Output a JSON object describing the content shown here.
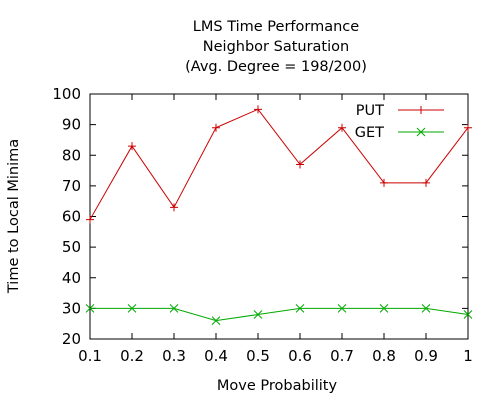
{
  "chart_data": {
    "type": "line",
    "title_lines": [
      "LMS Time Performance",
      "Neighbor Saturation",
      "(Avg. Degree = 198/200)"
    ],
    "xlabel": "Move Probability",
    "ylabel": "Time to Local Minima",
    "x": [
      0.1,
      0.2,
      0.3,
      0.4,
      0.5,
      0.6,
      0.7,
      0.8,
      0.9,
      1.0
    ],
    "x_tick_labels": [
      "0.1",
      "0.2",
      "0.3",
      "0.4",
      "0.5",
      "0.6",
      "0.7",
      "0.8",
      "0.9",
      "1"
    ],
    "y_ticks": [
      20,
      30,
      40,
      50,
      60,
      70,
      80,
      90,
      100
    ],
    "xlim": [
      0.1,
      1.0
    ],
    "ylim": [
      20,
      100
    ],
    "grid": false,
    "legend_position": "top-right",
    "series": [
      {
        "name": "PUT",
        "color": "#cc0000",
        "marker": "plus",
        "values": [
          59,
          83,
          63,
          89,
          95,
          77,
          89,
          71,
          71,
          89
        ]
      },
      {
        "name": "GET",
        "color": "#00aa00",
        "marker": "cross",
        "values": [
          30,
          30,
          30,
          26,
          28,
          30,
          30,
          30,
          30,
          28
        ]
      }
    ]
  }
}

★ ★ ★ ★ ★

> _Set exercise_:
Copy every line above in which the string "Time" shows up.

> _Result of this task_:
      "LMS Time Performance",
    "ylabel": "Time to Local Minima",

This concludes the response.